══ Exercise inputs ══
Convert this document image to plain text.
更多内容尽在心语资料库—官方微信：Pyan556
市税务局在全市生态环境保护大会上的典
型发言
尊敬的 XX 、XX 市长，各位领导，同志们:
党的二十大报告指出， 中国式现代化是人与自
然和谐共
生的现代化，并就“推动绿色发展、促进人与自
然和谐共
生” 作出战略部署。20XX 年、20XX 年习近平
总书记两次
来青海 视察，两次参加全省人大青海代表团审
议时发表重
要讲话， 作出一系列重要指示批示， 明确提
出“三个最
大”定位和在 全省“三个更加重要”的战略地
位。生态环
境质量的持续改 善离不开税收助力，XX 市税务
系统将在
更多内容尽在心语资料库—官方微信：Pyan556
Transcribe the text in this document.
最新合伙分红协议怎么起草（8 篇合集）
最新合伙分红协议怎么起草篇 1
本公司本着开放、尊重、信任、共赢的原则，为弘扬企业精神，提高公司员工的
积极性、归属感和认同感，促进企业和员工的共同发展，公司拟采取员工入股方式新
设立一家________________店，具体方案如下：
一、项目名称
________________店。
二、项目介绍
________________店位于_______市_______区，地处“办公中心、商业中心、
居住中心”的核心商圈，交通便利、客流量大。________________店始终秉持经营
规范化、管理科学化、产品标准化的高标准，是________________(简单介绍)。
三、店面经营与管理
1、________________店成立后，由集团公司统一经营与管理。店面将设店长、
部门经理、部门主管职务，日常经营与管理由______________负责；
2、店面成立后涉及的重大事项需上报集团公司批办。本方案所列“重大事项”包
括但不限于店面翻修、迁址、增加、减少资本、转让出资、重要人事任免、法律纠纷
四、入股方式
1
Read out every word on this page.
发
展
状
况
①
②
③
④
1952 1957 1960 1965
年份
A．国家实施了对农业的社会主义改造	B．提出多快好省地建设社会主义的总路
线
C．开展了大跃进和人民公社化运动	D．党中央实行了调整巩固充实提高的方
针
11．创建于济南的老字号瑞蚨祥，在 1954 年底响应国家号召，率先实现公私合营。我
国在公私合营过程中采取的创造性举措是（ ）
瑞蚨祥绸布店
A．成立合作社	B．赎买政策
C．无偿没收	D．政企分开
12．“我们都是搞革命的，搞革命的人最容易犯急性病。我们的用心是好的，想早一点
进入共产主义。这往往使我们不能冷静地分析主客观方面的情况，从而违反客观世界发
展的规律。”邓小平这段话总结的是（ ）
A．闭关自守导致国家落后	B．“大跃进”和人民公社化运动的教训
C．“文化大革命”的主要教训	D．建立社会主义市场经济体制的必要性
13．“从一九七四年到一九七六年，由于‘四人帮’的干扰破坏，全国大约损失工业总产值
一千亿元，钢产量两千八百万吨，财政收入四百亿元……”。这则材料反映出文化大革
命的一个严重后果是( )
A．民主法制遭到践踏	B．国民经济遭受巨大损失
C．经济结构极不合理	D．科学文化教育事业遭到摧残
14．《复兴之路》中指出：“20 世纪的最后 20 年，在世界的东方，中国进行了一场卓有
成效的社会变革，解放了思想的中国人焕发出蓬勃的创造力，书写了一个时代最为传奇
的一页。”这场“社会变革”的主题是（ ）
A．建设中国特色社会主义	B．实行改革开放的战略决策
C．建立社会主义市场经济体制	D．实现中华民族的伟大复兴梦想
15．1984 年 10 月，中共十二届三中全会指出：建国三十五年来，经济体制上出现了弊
═══
» **Written problem**:
Above are the records; retype them all without a single difference.

» **Finished task**:
Convert this document image to plain text.
更多内容尽在心语资料库—官方微信：Pyan556
市税务局在全市生态环境保护大会上的典
型发言
尊敬的 XX 、XX 市长，各位领导，同志们:
党的二十大报告指出， 中国式现代化是人与自
然和谐共
生的现代化，并就“推动绿色发展、促进人与自
然和谐共
生” 作出战略部署。20XX 年、20XX 年习近平
总书记两次
来青海 视察，两次参加全省人大青海代表团审
议时发表重
要讲话， 作出一系列重要指示批示， 明确提
出“三个最
大”定位和在 全省“三个更加重要”的战略地
位。生态环
境质量的持续改 善离不开税收助力，XX 市税务
系统将在
更多内容尽在心语资料库—官方微信：Pyan556
Transcribe the text in this document.
最新合伙分红协议怎么起草（8 篇合集）
最新合伙分红协议怎么起草篇 1
本公司本着开放、尊重、信任、共赢的原则，为弘扬企业精神，提高公司员工的
积极性、归属感和认同感，促进企业和员工的共同发展，公司拟采取员工入股方式新
设立一家________________店，具体方案如下：
一、项目名称
________________店。
二、项目介绍
________________店位于_______市_______区，地处“办公中心、商业中心、
居住中心”的核心商圈，交通便利、客流量大。________________店始终秉持经营
规范化、管理科学化、产品标准化的高标准，是________________(简单介绍)。
三、店面经营与管理
1、________________店成立后，由集团公司统一经营与管理。店面将设店长、
部门经理、部门主管职务，日常经营与管理由______________负责；
2、店面成立后涉及的重大事项需上报集团公司批办。本方案所列“重大事项”包
括但不限于店面翻修、迁址、增加、减少资本、转让出资、重要人事任免、法律纠纷
四、入股方式
1
Read out every word on this page.
发
展
状
况
①
②
③
④
1952 1957 1960 1965
年份
A．国家实施了对农业的社会主义改造	B．提出多快好省地建设社会主义的总路
线
C．开展了大跃进和人民公社化运动	D．党中央实行了调整巩固充实提高的方
针
11．创建于济南的老字号瑞蚨祥，在 1954 年底响应国家号召，率先实现公私合营。我
国在公私合营过程中采取的创造性举措是（ ）
瑞蚨祥绸布店
A．成立合作社	B．赎买政策
C．无偿没收	D．政企分开
12．“我们都是搞革命的，搞革命的人最容易犯急性病。我们的用心是好的，想早一点
进入共产主义。这往往使我们不能冷静地分析主客观方面的情况，从而违反客观世界发
展的规律。”邓小平这段话总结的是（ ）
A．闭关自守导致国家落后	B．“大跃进”和人民公社化运动的教训
C．“文化大革命”的主要教训	D．建立社会主义市场经济体制的必要性
13．“从一九七四年到一九七六年，由于‘四人帮’的干扰破坏，全国大约损失工业总产值
一千亿元，钢产量两千八百万吨，财政收入四百亿元……”。这则材料反映出文化大革
命的一个严重后果是( )
A．民主法制遭到践踏	B．国民经济遭受巨大损失
C．经济结构极不合理	D．科学文化教育事业遭到摧残
14．《复兴之路》中指出：“20 世纪的最后 20 年，在世界的东方，中国进行了一场卓有
成效的社会变革，解放了思想的中国人焕发出蓬勃的创造力，书写了一个时代最为传奇
的一页。”这场“社会变革”的主题是（ ）
A．建设中国特色社会主义	B．实行改革开放的战略决策
C．建立社会主义市场经济体制	D．实现中华民族的伟大复兴梦想
15．1984 年 10 月，中共十二届三中全会指出：建国三十五年来，经济体制上出现了弊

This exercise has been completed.